Task statement: Make a verbatim copy of the entries below; pictures stay out.

Input for this task:
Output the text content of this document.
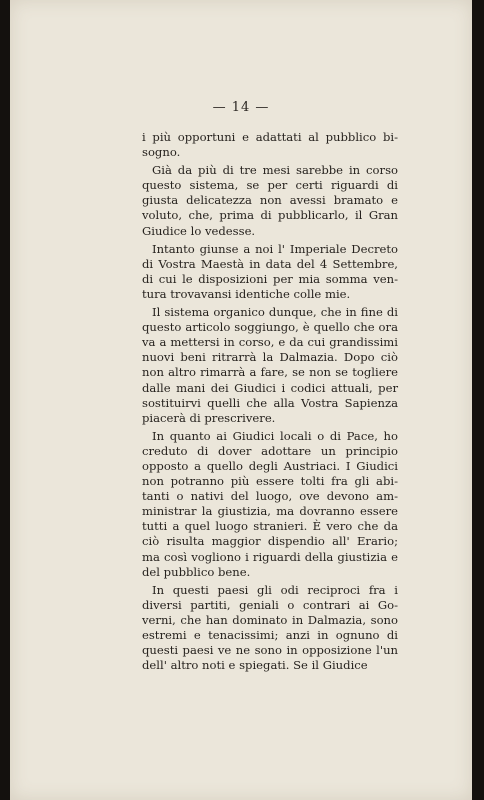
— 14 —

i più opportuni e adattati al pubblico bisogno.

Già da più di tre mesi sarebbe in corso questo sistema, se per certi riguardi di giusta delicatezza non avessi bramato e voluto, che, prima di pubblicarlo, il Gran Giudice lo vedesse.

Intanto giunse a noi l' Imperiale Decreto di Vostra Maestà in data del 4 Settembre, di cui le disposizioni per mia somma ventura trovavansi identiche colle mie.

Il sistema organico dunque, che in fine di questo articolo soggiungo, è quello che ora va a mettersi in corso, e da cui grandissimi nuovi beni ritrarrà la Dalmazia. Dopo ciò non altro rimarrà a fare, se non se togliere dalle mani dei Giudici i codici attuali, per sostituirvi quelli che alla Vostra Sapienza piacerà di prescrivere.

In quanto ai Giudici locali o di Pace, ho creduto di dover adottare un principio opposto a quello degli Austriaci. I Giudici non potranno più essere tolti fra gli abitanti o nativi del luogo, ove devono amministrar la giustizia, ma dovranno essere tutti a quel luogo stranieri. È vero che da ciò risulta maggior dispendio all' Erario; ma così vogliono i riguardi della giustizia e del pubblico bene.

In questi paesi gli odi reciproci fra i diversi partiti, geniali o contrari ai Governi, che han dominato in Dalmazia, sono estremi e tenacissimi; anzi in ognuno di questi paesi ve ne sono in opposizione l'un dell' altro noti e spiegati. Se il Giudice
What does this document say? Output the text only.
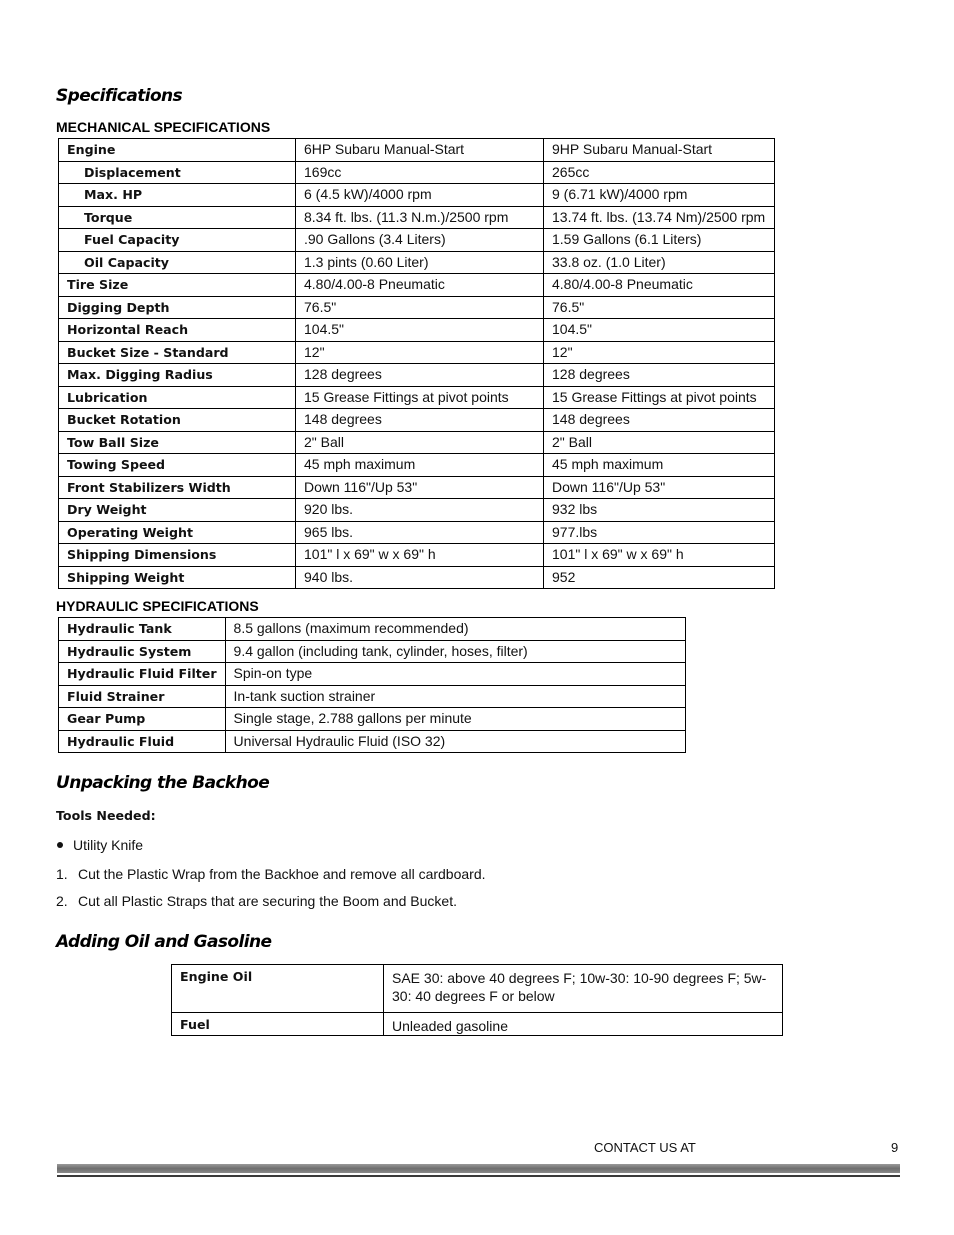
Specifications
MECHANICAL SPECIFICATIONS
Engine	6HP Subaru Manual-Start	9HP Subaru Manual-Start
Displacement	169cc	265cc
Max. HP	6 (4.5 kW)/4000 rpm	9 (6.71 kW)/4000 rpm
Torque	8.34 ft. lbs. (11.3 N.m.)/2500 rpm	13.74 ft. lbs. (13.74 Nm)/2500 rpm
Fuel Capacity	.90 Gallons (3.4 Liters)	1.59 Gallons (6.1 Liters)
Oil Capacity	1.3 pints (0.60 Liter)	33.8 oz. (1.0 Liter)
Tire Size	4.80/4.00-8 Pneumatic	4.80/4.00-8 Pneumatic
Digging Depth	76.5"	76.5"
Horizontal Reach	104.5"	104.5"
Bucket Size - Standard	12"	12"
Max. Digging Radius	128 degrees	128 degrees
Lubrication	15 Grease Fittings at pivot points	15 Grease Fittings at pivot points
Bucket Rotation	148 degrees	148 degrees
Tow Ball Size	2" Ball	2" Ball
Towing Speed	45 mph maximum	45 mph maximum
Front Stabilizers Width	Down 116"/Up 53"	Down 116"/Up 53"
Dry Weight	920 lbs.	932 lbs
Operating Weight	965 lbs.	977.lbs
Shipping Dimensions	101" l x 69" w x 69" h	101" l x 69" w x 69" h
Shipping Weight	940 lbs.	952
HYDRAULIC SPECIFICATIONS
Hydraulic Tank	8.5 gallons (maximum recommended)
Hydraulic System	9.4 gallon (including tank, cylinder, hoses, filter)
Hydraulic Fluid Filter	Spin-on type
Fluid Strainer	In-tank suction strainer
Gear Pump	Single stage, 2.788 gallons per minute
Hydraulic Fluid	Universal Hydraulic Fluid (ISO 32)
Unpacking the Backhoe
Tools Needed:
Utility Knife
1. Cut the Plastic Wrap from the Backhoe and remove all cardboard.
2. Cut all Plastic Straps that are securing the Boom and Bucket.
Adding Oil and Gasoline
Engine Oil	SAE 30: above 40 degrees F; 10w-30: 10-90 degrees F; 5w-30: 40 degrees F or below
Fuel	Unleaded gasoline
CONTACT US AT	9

Task response:
Output the text content of this document.
— 14 —

i più opportuni e adattati al pubblico bisogno.

Già da più di tre mesi sarebbe in corso questo sistema, se per certi riguardi di giusta delicatezza non avessi bramato e voluto, che, prima di pubblicarlo, il Gran Giudice lo vedesse.

Intanto giunse a noi l' Imperiale Decreto di Vostra Maestà in data del 4 Settembre, di cui le disposizioni per mia somma ventura trovavansi identiche colle mie.

Il sistema organico dunque, che in fine di questo articolo soggiungo, è quello che ora va a mettersi in corso, e da cui grandissimi nuovi beni ritrarrà la Dalmazia. Dopo ciò non altro rimarrà a fare, se non se togliere dalle mani dei Giudici i codici attuali, per sostituirvi quelli che alla Vostra Sapienza piacerà di prescrivere.

In quanto ai Giudici locali o di Pace, ho creduto di dover adottare un principio opposto a quello degli Austriaci. I Giudici non potranno più essere tolti fra gli abitanti o nativi del luogo, ove devono amministrar la giustizia, ma dovranno essere tutti a quel luogo stranieri. È vero che da ciò risulta maggior dispendio all' Erario; ma così vogliono i riguardi della giustizia e del pubblico bene.

In questi paesi gli odi reciproci fra i diversi partiti, geniali o contrari ai Governi, che han dominato in Dalmazia, sono estremi e tenacissimi; anzi in ognuno di questi paesi ve ne sono in opposizione l'un dell' altro noti e spiegati. Se il Giudice
What does this document say? Output the text only.
Specifications
MECHANICAL SPECIFICATIONS
Engine	6HP Subaru Manual-Start	9HP Subaru Manual-Start
Displacement	169cc	265cc
Max. HP	6 (4.5 kW)/4000 rpm	9 (6.71 kW)/4000 rpm
Torque	8.34 ft. lbs. (11.3 N.m.)/2500 rpm	13.74 ft. lbs. (13.74 Nm)/2500 rpm
Fuel Capacity	.90 Gallons (3.4 Liters)	1.59 Gallons (6.1 Liters)
Oil Capacity	1.3 pints (0.60 Liter)	33.8 oz. (1.0 Liter)
Tire Size	4.80/4.00-8 Pneumatic	4.80/4.00-8 Pneumatic
Digging Depth	76.5"	76.5"
Horizontal Reach	104.5"	104.5"
Bucket Size - Standard	12"	12"
Max. Digging Radius	128 degrees	128 degrees
Lubrication	15 Grease Fittings at pivot points	15 Grease Fittings at pivot points
Bucket Rotation	148 degrees	148 degrees
Tow Ball Size	2" Ball	2" Ball
Towing Speed	45 mph maximum	45 mph maximum
Front Stabilizers Width	Down 116"/Up 53"	Down 116"/Up 53"
Dry Weight	920 lbs.	932 lbs
Operating Weight	965 lbs.	977.lbs
Shipping Dimensions	101" l x 69" w x 69" h	101" l x 69" w x 69" h
Shipping Weight	940 lbs.	952
HYDRAULIC SPECIFICATIONS
Hydraulic Tank	8.5 gallons (maximum recommended)
Hydraulic System	9.4 gallon (including tank, cylinder, hoses, filter)
Hydraulic Fluid Filter	Spin-on type
Fluid Strainer	In-tank suction strainer
Gear Pump	Single stage, 2.788 gallons per minute
Hydraulic Fluid	Universal Hydraulic Fluid (ISO 32)
Unpacking the Backhoe
Tools Needed:
Utility Knife
1. Cut the Plastic Wrap from the Backhoe and remove all cardboard.
2. Cut all Plastic Straps that are securing the Boom and Bucket.
Adding Oil and Gasoline
Engine Oil	SAE 30: above 40 degrees F; 10w-30: 10-90 degrees F; 5w-30: 40 degrees F or below
Fuel	Unleaded gasoline
CONTACT US AT	9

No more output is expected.